Edit the part of the records that opens with the line containing "pass-count: 12 [1835, 444, 1867, 474]" and closes with the line containing "eval-check-icon: ✓ [1483, 600, 1516, 643]" by replacing "status-strip" with "status-bar" and leaving everything else unchanged, then give only those lines.

---

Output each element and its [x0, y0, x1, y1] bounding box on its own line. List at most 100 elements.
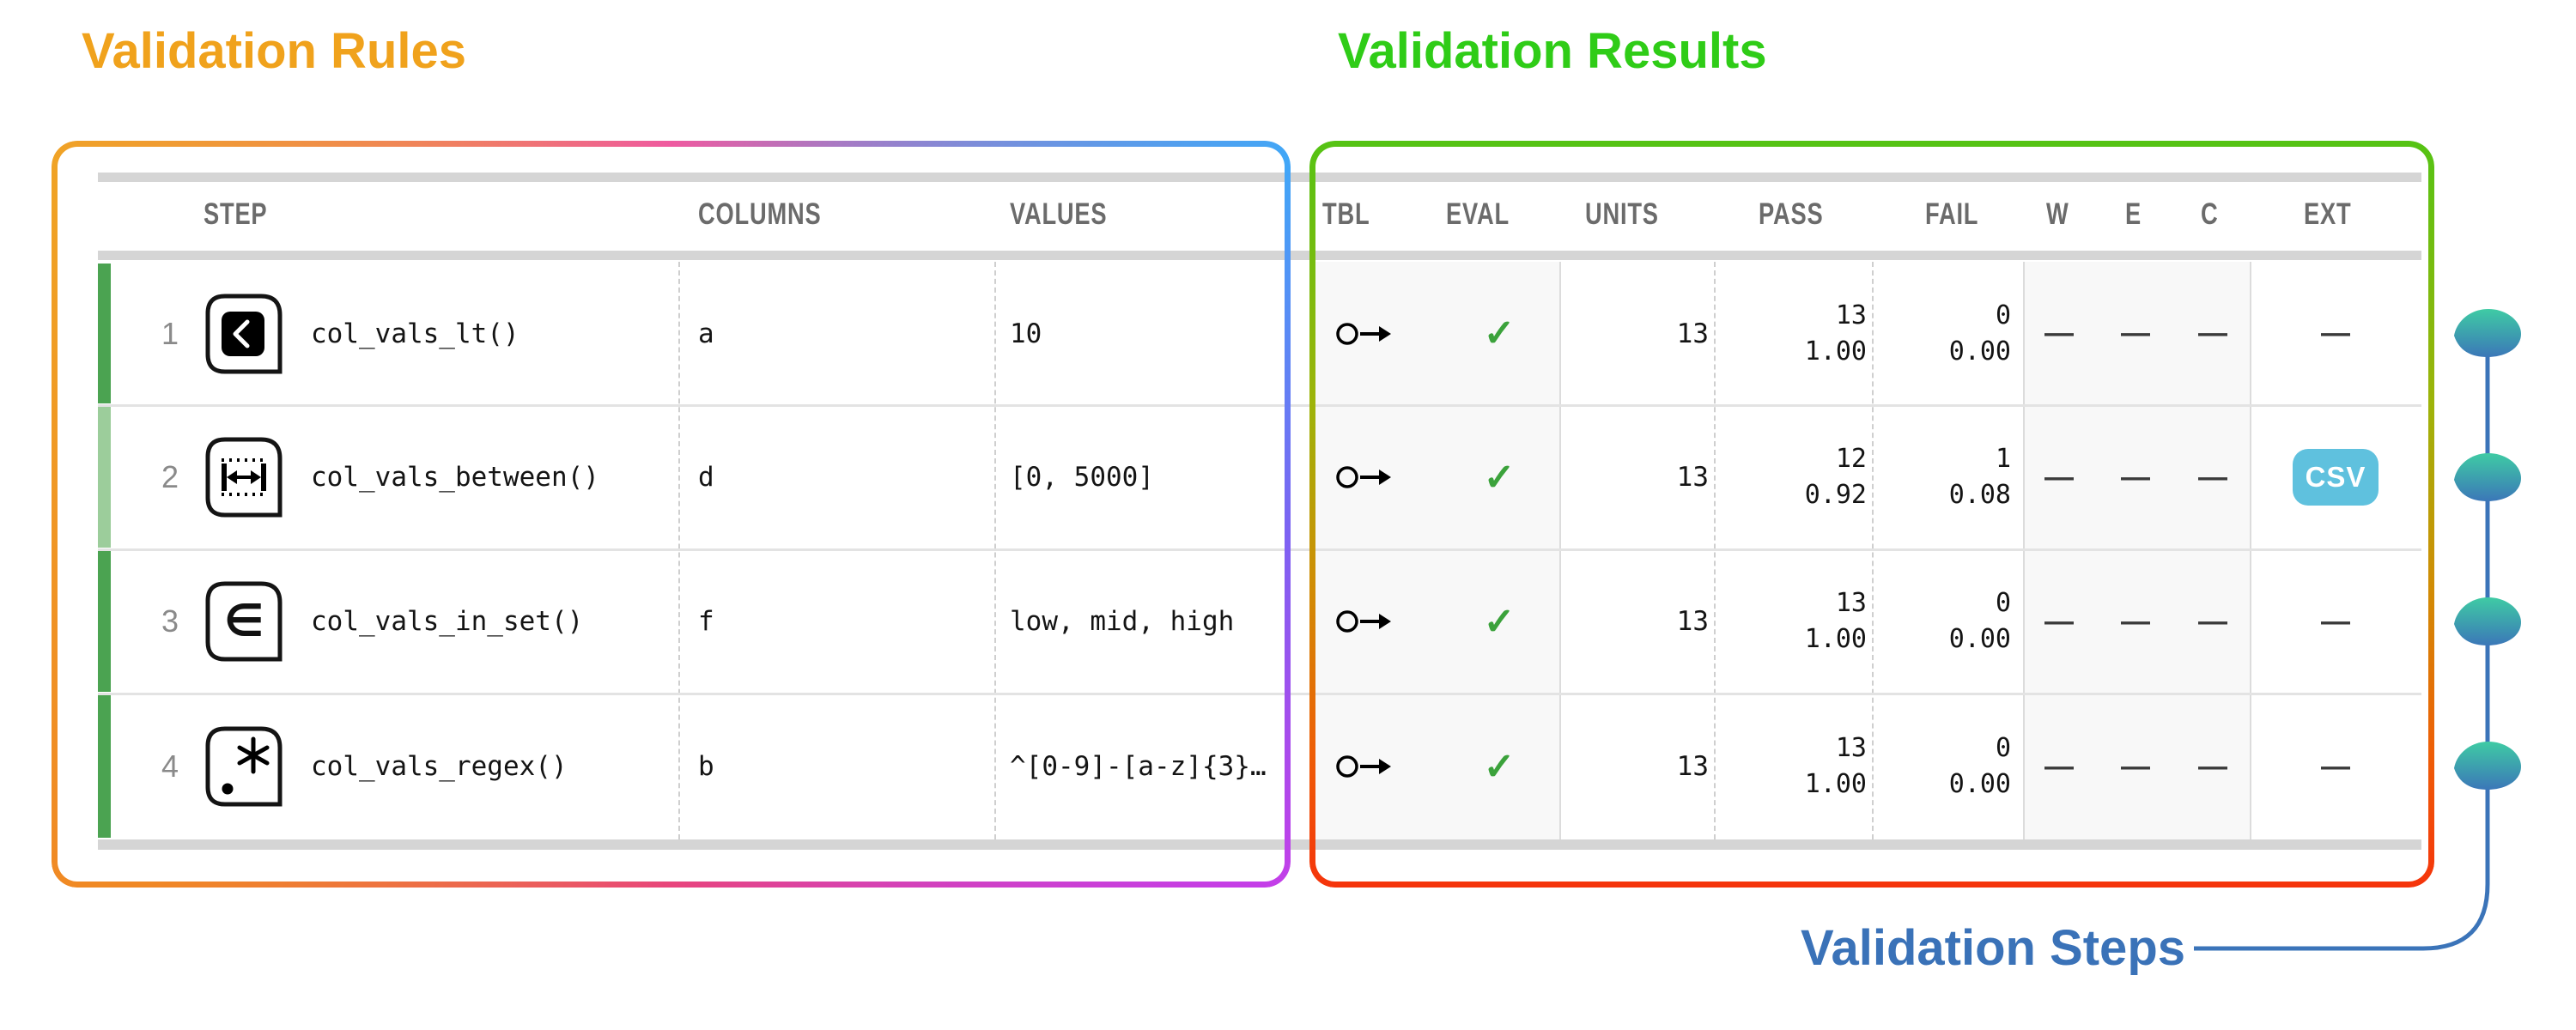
pass-count: 12 [1835, 444, 1867, 474]
units-cell: 13 [1676, 318, 1709, 349]
row-separator [98, 404, 2421, 407]
status-strip [98, 551, 111, 692]
fail-count: 0 [1995, 300, 2011, 330]
fail-count: 1 [1995, 444, 2011, 474]
header-columns: COLUMNS [698, 197, 822, 231]
w-cell: — [2044, 749, 2074, 783]
header-pass: PASS [1759, 197, 1824, 231]
circle-arrow-icon [1331, 549, 1398, 694]
element-of-icon: ∈ [204, 549, 283, 694]
ext-cell: — [2321, 749, 2350, 783]
status-strip [98, 407, 111, 548]
table-row: 4 col_vals_regex() b ^[0-9]-[a-z]{3}… ✓ … [0, 694, 2576, 839]
c-cell: — [2198, 749, 2227, 783]
w-cell: — [2044, 460, 2074, 494]
table-bottom-bar [98, 839, 2421, 850]
steps-connector-line [2194, 309, 2521, 951]
eval-check-icon: ✓ [1483, 600, 1516, 643]
fail-fraction: 0.00 [1948, 336, 2011, 367]
step-number: 4 [161, 748, 179, 784]
eval-check-icon: ✓ [1483, 312, 1516, 354]
header-step: STEP [204, 197, 268, 231]
eval-check-icon: ✓ [1483, 745, 1516, 788]
pass-fraction: 1.00 [1804, 624, 1867, 654]
c-cell: — [2198, 460, 2227, 494]
w-cell: — [2044, 604, 2074, 638]
header-ext: EXT [2304, 197, 2352, 231]
table-row: 3 ∈ col_vals_in_set() f low, mid, high ✓… [0, 549, 2576, 694]
pass-cell: 13 1.00 [1740, 549, 1867, 694]
units-cell: 13 [1676, 751, 1709, 782]
pass-cell: 13 1.00 [1740, 262, 1867, 405]
pass-cell: 12 0.92 [1740, 405, 1867, 549]
e-cell: — [2121, 460, 2150, 494]
header-e: E [2125, 197, 2142, 231]
columns-cell: f [698, 606, 714, 637]
ext-cell: — [2321, 317, 2350, 349]
eval-check-icon: ✓ [1483, 456, 1516, 499]
pass-fraction: 0.92 [1804, 480, 1867, 510]
header-c: C [2201, 197, 2219, 231]
fail-fraction: 0.08 [1948, 480, 2011, 510]
pass-count: 13 [1835, 588, 1867, 618]
e-cell: — [2121, 749, 2150, 783]
pass-cell: 13 1.00 [1740, 694, 1867, 839]
fail-cell: 0 0.00 [1889, 694, 2011, 839]
fail-cell: 1 0.08 [1889, 405, 2011, 549]
step-number: 1 [161, 315, 179, 351]
pass-fraction: 1.00 [1804, 336, 1867, 367]
header-fail: FAIL [1925, 197, 1979, 231]
fail-cell: 0 0.00 [1889, 262, 2011, 405]
less-than-icon [204, 262, 283, 405]
columns-cell: d [698, 462, 714, 493]
c-cell: — [2198, 317, 2227, 349]
values-cell: low, mid, high [1010, 606, 1235, 637]
step-marker-icon [2454, 453, 2521, 501]
row-separator [98, 548, 2421, 551]
function-name: col_vals_regex() [311, 751, 568, 782]
ext-cell: CSV [2284, 405, 2387, 549]
step-marker-icon [2454, 597, 2521, 645]
step-number: 2 [161, 459, 179, 494]
circle-arrow-icon [1331, 262, 1398, 405]
csv-badge[interactable]: CSV [2293, 449, 2379, 506]
table-top-bar [98, 173, 2421, 182]
values-cell: [0, 5000] [1010, 462, 1154, 493]
values-cell: ^[0-9]-[a-z]{3}… [1010, 751, 1267, 782]
pass-count: 13 [1835, 300, 1867, 330]
function-name: col_vals_between() [311, 462, 599, 493]
results-section-title: Validation Results [1338, 23, 1767, 79]
status-strip [98, 695, 111, 838]
status-strip [98, 264, 111, 403]
fail-count: 0 [1995, 588, 2011, 618]
steps-label: Validation Steps [1801, 920, 2185, 976]
circle-arrow-icon [1331, 405, 1398, 549]
element-of-glyph: ∈ [224, 596, 264, 647]
step-marker-icon [2454, 742, 2521, 790]
fail-cell: 0 0.00 [1889, 549, 2011, 694]
header-divider-bar [98, 251, 2421, 260]
step-number: 3 [161, 603, 179, 639]
header-w: W [2046, 197, 2069, 231]
fail-count: 0 [1995, 733, 2011, 763]
step-marker-icon [2454, 309, 2521, 357]
w-cell: — [2044, 317, 2074, 349]
fail-fraction: 0.00 [1948, 769, 2011, 799]
circle-arrow-icon [1331, 694, 1398, 839]
table-row: 1 col_vals_lt() a 10 ✓ 13 13 1.00 0 0.0 [0, 262, 2576, 405]
pass-fraction: 1.00 [1804, 769, 1867, 799]
columns-cell: b [698, 751, 714, 782]
rules-section-title: Validation Rules [82, 23, 466, 79]
table-row: 2 col_vals_between() d [0, 5000] ✓ [0, 405, 2576, 549]
fail-fraction: 0.00 [1948, 624, 2011, 654]
units-cell: 13 [1676, 606, 1709, 637]
e-cell: — [2121, 317, 2150, 349]
pass-count: 13 [1835, 733, 1867, 763]
columns-cell: a [698, 318, 714, 349]
function-name: col_vals_lt() [311, 318, 519, 349]
values-cell: 10 [1010, 318, 1042, 349]
c-cell: — [2198, 604, 2227, 638]
e-cell: — [2121, 604, 2150, 638]
header-eval: EVAL [1446, 197, 1510, 231]
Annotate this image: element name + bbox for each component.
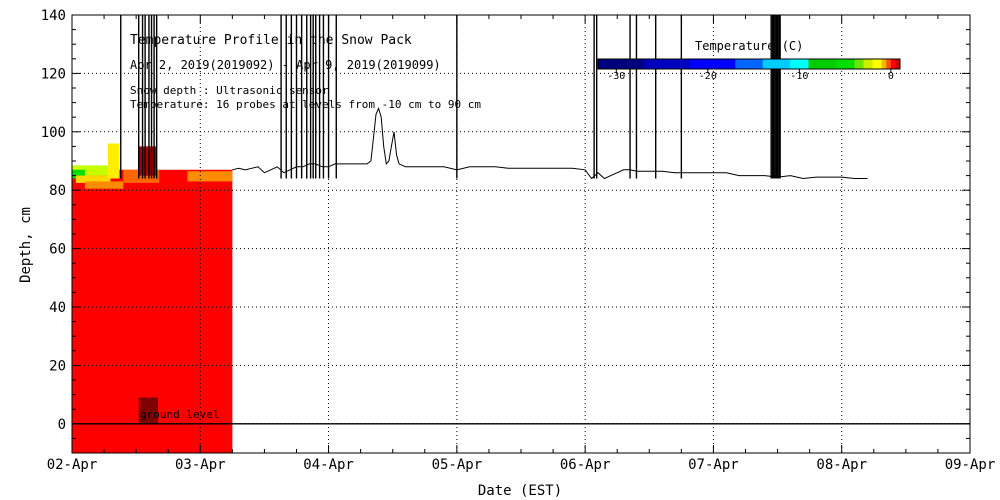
colorbar-segment-7 (835, 59, 855, 69)
colorbar-segment-11 (881, 59, 887, 69)
temperature-field-layer (72, 143, 233, 453)
chart-note-probes: Temperature: 16 probes at levels from -1… (130, 98, 481, 111)
x-tick-label-4: 06-Apr (560, 457, 611, 473)
colorbar-segment-10 (872, 59, 883, 69)
y-tick-label-60: 60 (49, 242, 66, 258)
snow-depth-layer (120, 15, 868, 180)
colorbar-tick-label-3: 0 (888, 71, 894, 82)
temperature-patch-1 (72, 169, 85, 179)
temperature-patch-7 (187, 171, 233, 182)
y-tick-label-0: 0 (58, 417, 66, 433)
colorbar-segment-0 (598, 59, 645, 69)
colorbar-tick-label-1: -20 (699, 71, 717, 82)
y-tick-label-20: 20 (49, 358, 66, 374)
chart-subtitle: Apr 2, 2019(2019092) - Apr 9, 2019(20190… (130, 58, 441, 72)
snow-depth-line (232, 106, 868, 180)
temperature-patch-0 (72, 165, 111, 176)
colorbar-segment-2 (689, 59, 736, 69)
temperature-patch-8 (138, 397, 158, 424)
x-tick-label-6: 08-Apr (816, 457, 867, 473)
axes-layer: 0 20 40 60 80 100 120 140 02-Apr 03-Apr 04-Apr 05-A… (41, 8, 996, 473)
colorbar: Temperature (C) -30 -20 -10 0 (597, 39, 901, 82)
colorbar-title: Temperature (C) (695, 39, 803, 53)
colorbar-segment-9 (863, 59, 874, 69)
y-tick-label-100: 100 (41, 125, 66, 141)
colorbar-segment-1 (643, 59, 691, 69)
x-tick-label-3: 05-Apr (432, 457, 483, 473)
colorbar-frame (597, 58, 901, 70)
colorbar-segment-14 (895, 59, 901, 69)
colorbar-tick-label-0: -30 (607, 71, 625, 82)
temperature-patch-4 (107, 143, 120, 179)
x-axis-label: Date (EST) (478, 483, 562, 499)
colorbar-segment-5 (790, 59, 809, 69)
colorbar-segment-12 (886, 59, 892, 69)
colorbar-scale: -30 -20 -10 0 (597, 58, 901, 82)
ground-level-label: ground level (140, 408, 219, 421)
chart-title: Temperature Profile in the Snow Pack (130, 33, 412, 48)
x-tick-label-0: 02-Apr (47, 457, 98, 473)
colorbar-tick-label-2: -10 (790, 71, 808, 82)
colorbar-segment-8 (854, 59, 864, 69)
x-tick-label-2: 04-Apr (303, 457, 354, 473)
x-tick-label-7: 09-Apr (945, 457, 996, 473)
temperature-patch-2 (75, 175, 111, 183)
y-tick-label-120: 120 (41, 66, 66, 82)
x-tick-label-5: 07-Apr (688, 457, 739, 473)
y-tick-label-140: 140 (41, 8, 66, 24)
temperature-patch-3 (84, 181, 124, 189)
y-axis-label: Depth, cm (18, 207, 34, 283)
y-tick-label-40: 40 (49, 300, 66, 316)
colorbar-segment-3 (735, 59, 764, 69)
colorbar-segment-13 (890, 59, 896, 69)
colorbar-segment-4 (762, 59, 791, 69)
grid-layer (72, 15, 970, 453)
x-tick-label-1: 03-Apr (175, 457, 226, 473)
y-tick-label-80: 80 (49, 183, 66, 199)
chart-note-sensor: Snow depth : Ultrasonic sensor (130, 84, 329, 97)
colorbar-segment-6 (808, 59, 837, 69)
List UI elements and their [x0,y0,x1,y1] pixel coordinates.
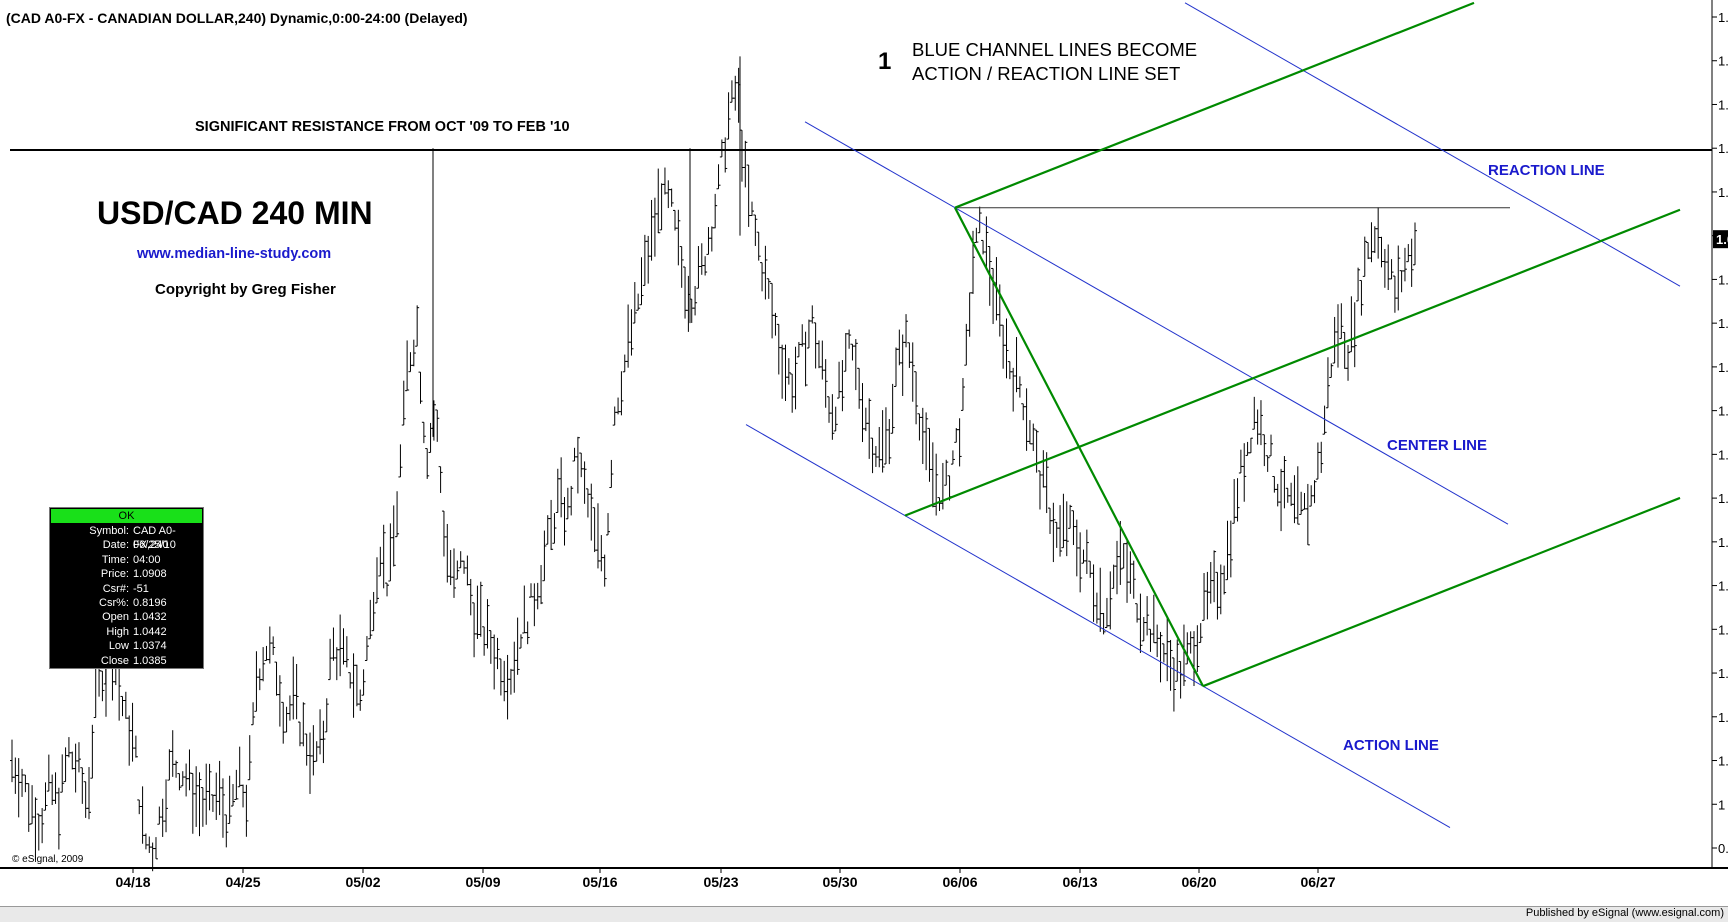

---

— Exercise output —
pass-count: 12 [1835, 444, 1867, 474]
units-cell: 13 [1676, 318, 1709, 349]
row-separator [98, 404, 2421, 407]
status-bar [98, 551, 111, 692]
fail-count: 0 [1995, 300, 2011, 330]
fail-count: 1 [1995, 444, 2011, 474]
header-columns: COLUMNS [698, 197, 822, 231]
w-cell: — [2044, 749, 2074, 783]
header-pass: PASS [1759, 197, 1824, 231]
circle-arrow-icon [1331, 549, 1398, 694]
element-of-icon: ∈ [204, 549, 283, 694]
ext-cell: — [2321, 749, 2350, 783]
status-bar [98, 407, 111, 548]
table-row: 4 col_vals_regex() b ^[0-9]-[a-z]{3}… ✓ … [0, 694, 2576, 839]
c-cell: — [2198, 749, 2227, 783]
w-cell: — [2044, 460, 2074, 494]
table-bottom-bar [98, 839, 2421, 850]
steps-connector-line [2194, 309, 2521, 951]
eval-check-icon: ✓ [1483, 600, 1516, 643]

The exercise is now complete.